(Requirements)
Count every line in the entries that contains "Rangierer". Report that count alone.

|---|

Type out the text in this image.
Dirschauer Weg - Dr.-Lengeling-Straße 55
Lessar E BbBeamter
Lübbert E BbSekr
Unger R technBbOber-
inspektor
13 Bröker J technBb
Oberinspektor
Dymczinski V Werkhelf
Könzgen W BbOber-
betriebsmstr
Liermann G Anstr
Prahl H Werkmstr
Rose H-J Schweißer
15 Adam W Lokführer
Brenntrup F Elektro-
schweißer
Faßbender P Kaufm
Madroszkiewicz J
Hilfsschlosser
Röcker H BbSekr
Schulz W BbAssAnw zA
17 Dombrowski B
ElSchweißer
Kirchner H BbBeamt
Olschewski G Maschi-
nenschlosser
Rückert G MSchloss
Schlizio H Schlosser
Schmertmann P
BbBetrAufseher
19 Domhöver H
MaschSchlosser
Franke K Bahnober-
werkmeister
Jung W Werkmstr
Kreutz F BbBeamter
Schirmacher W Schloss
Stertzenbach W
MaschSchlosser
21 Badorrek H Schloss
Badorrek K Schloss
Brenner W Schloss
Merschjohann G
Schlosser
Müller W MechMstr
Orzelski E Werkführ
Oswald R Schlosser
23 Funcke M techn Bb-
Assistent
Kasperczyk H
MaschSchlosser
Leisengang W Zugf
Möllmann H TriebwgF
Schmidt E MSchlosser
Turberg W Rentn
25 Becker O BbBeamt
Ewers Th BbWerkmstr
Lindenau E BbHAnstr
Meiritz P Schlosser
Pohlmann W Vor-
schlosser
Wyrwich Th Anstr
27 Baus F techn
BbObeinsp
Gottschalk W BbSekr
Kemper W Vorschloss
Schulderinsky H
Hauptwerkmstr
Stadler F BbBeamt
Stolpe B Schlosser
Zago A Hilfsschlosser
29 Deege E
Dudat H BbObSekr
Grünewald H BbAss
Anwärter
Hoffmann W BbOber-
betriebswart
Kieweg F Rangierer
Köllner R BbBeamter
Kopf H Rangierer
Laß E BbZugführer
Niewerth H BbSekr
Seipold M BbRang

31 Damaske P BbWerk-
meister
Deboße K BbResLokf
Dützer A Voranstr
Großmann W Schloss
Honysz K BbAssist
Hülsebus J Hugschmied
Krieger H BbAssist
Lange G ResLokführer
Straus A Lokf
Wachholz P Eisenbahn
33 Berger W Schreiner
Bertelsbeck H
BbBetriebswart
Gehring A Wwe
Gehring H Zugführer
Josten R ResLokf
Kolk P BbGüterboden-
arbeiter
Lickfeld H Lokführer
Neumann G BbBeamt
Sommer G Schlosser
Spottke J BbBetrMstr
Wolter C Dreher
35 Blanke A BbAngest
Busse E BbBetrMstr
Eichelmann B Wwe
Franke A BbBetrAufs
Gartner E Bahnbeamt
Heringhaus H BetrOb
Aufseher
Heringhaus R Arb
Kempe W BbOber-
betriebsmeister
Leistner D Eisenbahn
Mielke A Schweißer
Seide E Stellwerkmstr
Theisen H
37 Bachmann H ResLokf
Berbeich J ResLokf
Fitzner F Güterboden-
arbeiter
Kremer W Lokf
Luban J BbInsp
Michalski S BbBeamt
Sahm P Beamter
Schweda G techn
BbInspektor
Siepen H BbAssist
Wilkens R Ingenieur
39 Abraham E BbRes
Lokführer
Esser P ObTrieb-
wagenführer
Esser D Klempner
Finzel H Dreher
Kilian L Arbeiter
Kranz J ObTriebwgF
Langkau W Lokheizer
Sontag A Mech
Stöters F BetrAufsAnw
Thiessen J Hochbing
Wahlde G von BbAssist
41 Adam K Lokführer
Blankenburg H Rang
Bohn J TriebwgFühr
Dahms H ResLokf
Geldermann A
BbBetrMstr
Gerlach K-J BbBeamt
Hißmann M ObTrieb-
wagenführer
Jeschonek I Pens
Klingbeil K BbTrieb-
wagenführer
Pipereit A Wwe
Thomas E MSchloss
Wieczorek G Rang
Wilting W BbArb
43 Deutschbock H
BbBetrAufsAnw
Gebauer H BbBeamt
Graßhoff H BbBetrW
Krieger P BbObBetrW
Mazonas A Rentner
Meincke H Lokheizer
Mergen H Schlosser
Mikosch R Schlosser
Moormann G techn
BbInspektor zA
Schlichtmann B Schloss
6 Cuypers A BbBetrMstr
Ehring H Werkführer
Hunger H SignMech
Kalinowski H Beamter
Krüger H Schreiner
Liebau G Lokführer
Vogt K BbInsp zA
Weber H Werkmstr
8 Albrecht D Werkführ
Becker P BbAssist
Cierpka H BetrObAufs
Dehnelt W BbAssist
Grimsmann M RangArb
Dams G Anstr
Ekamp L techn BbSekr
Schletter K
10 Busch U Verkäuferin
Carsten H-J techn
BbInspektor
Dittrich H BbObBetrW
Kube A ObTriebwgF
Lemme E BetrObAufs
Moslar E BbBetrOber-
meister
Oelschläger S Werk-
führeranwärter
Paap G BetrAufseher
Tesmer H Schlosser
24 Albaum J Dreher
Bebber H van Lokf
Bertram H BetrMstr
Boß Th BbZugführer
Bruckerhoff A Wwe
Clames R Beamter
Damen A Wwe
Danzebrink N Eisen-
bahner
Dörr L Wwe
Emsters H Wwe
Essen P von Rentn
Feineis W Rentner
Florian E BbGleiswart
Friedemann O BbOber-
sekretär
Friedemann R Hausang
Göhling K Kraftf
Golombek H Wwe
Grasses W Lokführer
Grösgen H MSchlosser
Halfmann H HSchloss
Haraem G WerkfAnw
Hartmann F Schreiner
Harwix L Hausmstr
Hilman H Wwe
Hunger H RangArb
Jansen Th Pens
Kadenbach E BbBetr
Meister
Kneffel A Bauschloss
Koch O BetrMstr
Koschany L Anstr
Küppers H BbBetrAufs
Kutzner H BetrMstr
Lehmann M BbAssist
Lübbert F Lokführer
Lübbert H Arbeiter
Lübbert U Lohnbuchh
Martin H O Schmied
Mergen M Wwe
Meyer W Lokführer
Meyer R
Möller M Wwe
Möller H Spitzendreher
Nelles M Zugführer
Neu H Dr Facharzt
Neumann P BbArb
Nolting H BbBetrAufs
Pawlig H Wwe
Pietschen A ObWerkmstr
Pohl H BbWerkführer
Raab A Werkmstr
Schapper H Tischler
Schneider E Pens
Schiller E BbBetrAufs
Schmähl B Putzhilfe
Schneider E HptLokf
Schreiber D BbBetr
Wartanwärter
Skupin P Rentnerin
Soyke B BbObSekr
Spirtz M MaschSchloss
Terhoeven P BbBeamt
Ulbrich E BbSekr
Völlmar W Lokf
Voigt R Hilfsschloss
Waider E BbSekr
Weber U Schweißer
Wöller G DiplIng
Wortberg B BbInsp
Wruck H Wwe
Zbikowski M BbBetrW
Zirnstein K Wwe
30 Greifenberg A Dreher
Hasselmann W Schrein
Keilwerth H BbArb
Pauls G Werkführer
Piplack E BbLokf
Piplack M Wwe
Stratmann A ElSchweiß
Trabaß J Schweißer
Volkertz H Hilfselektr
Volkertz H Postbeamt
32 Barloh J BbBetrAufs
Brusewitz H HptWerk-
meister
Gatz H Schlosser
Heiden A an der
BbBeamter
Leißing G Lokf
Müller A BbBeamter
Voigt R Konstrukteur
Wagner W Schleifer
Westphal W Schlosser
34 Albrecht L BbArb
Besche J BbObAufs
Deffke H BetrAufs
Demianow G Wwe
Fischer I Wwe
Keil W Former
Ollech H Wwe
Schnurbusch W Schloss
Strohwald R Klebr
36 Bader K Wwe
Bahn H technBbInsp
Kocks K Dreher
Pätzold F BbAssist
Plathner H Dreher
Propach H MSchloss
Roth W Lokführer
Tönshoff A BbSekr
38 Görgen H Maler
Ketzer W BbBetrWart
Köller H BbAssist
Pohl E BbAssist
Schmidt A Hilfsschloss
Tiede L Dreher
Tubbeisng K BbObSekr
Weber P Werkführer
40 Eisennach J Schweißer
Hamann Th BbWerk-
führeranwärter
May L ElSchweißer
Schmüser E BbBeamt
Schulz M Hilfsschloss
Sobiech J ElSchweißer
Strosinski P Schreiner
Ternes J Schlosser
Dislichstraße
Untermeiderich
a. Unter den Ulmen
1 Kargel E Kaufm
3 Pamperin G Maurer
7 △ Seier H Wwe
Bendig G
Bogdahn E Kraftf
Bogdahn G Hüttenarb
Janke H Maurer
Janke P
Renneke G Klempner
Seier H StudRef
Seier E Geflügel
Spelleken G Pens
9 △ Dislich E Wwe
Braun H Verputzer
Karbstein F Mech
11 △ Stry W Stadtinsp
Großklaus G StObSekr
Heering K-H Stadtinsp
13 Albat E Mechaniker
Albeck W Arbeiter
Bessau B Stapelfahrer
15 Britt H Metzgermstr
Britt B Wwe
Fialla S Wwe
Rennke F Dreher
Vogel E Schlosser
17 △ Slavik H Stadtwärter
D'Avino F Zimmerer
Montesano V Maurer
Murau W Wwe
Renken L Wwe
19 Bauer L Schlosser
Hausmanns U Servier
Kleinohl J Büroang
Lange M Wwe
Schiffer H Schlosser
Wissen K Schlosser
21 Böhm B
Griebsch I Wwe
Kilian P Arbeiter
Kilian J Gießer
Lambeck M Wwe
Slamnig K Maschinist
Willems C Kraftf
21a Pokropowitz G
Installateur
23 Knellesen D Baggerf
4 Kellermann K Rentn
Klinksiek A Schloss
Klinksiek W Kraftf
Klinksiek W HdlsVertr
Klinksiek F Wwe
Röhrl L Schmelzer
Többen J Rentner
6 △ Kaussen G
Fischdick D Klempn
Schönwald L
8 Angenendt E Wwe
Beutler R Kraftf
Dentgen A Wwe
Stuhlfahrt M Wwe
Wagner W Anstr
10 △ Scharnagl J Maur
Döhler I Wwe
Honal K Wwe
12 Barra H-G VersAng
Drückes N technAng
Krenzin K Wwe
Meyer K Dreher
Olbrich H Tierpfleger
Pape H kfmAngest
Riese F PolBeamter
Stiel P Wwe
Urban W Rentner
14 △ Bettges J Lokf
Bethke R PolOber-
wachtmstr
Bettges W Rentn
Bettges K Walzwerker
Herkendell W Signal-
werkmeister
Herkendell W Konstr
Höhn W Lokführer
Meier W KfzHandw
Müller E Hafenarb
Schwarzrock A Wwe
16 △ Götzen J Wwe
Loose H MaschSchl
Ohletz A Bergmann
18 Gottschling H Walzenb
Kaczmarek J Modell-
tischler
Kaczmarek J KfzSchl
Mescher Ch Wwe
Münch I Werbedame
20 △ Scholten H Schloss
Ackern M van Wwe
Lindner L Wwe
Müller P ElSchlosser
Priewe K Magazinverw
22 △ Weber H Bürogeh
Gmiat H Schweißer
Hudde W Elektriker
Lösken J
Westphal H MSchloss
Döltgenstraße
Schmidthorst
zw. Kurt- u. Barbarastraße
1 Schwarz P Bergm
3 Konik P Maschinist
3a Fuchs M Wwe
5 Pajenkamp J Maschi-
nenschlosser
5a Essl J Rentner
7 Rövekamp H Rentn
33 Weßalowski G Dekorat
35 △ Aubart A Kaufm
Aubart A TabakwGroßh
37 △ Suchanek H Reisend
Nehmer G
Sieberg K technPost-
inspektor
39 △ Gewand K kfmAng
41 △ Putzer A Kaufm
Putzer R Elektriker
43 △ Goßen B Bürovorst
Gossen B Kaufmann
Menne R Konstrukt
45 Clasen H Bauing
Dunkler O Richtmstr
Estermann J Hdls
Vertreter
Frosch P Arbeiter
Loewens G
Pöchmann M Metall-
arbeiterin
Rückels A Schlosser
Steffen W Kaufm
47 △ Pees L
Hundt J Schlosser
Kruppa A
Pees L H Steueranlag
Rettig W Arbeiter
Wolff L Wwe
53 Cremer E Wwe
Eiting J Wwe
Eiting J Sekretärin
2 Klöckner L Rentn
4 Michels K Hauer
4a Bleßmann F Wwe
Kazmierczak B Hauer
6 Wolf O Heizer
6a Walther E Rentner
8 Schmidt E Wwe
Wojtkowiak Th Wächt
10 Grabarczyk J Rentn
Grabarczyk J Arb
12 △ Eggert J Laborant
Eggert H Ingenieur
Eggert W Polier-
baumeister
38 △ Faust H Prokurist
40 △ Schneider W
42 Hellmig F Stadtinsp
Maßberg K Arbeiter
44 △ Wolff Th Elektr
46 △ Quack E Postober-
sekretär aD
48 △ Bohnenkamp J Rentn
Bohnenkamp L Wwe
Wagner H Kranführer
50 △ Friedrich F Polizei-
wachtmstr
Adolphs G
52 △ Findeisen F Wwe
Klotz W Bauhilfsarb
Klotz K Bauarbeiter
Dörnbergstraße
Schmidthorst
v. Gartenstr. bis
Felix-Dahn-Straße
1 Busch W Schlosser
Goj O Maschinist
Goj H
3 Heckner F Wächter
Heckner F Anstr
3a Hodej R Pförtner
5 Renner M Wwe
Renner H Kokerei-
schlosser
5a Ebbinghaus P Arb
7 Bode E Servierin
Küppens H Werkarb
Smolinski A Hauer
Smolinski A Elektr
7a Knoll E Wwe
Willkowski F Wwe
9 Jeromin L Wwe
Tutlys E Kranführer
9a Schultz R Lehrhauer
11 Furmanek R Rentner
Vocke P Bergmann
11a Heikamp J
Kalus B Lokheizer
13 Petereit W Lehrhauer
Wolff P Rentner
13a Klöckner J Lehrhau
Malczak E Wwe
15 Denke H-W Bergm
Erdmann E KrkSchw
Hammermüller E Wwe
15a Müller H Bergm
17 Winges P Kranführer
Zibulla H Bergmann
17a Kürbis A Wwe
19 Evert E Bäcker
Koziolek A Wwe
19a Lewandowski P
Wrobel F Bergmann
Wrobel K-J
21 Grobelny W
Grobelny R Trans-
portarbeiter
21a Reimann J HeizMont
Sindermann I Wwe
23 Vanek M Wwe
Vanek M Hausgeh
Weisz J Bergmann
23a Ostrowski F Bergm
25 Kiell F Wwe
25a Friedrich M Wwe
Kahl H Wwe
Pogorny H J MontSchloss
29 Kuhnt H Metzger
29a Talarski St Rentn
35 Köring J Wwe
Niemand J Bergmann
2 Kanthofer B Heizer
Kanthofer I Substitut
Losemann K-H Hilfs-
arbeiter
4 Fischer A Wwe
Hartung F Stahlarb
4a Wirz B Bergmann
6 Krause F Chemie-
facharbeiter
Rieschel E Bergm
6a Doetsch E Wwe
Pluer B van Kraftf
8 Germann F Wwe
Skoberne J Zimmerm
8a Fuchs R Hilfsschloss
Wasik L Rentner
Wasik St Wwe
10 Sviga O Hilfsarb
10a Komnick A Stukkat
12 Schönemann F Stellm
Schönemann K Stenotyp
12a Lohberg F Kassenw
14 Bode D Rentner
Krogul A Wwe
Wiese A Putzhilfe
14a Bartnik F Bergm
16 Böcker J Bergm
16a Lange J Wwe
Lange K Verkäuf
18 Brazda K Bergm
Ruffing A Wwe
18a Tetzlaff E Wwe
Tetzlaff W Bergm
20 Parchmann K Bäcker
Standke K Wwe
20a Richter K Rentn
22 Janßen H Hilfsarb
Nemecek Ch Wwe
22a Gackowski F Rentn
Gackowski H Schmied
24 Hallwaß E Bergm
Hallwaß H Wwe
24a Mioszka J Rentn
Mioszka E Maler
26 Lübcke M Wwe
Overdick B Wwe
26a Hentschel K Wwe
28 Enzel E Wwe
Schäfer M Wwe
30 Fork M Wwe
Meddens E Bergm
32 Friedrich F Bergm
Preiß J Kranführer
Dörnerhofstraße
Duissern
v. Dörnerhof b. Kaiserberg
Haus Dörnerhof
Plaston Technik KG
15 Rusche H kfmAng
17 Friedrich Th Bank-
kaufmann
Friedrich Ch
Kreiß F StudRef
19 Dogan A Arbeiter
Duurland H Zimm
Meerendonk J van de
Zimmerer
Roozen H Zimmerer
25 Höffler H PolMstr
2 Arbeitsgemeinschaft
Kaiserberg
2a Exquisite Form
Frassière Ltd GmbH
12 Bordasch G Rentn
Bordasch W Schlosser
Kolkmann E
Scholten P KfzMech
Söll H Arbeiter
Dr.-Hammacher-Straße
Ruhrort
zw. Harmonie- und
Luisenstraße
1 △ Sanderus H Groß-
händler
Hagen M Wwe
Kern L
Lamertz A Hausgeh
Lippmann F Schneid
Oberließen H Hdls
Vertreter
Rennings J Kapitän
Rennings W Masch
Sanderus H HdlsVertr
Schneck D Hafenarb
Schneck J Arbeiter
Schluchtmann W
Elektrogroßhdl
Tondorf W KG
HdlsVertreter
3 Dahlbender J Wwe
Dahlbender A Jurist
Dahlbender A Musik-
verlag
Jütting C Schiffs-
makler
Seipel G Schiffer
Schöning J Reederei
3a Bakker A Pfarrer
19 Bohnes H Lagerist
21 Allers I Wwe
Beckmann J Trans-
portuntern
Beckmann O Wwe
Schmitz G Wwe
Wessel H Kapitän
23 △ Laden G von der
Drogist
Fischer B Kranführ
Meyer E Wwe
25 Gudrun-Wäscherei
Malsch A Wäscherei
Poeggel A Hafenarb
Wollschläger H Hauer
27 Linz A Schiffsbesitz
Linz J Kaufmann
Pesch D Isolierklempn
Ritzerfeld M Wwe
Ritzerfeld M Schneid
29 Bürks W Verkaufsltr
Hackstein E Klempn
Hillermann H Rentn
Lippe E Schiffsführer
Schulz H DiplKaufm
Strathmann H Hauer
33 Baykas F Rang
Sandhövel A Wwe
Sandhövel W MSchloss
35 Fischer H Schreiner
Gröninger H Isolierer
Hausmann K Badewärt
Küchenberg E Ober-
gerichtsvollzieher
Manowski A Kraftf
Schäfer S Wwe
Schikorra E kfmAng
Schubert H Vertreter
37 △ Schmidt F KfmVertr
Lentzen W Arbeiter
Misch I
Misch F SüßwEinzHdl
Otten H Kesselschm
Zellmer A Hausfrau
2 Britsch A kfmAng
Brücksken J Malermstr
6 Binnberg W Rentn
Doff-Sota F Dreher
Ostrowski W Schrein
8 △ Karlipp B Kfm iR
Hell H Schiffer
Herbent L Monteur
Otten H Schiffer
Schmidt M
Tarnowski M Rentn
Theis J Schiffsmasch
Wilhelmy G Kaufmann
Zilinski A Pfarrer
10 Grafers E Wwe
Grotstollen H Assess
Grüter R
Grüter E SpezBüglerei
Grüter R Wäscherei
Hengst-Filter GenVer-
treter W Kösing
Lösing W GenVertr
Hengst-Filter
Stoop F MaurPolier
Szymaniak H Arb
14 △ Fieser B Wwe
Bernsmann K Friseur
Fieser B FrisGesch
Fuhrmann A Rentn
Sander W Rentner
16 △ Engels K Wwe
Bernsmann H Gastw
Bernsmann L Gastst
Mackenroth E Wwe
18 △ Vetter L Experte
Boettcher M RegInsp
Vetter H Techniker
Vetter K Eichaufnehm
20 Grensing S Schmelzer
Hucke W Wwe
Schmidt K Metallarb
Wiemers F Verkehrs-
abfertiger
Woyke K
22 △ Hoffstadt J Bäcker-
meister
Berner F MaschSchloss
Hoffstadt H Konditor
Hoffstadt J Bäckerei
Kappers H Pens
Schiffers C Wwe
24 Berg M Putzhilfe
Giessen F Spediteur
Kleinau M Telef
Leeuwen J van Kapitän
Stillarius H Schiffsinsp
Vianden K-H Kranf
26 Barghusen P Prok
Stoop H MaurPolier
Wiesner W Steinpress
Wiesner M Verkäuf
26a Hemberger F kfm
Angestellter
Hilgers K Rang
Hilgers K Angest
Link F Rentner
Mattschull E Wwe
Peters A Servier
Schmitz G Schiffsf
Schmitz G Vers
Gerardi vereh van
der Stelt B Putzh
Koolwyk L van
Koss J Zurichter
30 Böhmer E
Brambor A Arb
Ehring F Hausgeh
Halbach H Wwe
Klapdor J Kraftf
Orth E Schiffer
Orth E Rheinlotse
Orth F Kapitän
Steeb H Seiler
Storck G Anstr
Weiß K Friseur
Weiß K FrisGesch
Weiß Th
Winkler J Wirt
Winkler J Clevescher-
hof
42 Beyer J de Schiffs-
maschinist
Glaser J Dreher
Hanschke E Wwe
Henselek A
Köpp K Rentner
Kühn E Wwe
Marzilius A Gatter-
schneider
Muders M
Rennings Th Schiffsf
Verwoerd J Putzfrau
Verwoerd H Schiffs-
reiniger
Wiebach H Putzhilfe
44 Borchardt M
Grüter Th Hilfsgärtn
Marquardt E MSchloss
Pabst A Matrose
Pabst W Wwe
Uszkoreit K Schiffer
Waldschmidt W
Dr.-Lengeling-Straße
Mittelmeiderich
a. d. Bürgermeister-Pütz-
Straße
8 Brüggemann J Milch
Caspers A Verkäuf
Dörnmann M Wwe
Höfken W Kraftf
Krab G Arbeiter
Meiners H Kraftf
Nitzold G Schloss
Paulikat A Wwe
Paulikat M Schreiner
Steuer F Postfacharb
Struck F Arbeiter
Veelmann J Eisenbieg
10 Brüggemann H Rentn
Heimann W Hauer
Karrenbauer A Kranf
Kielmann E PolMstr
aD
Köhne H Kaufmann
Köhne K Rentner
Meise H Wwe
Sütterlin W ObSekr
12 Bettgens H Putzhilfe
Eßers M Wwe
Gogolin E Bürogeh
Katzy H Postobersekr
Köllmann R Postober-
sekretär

|---|

(Written solution)
2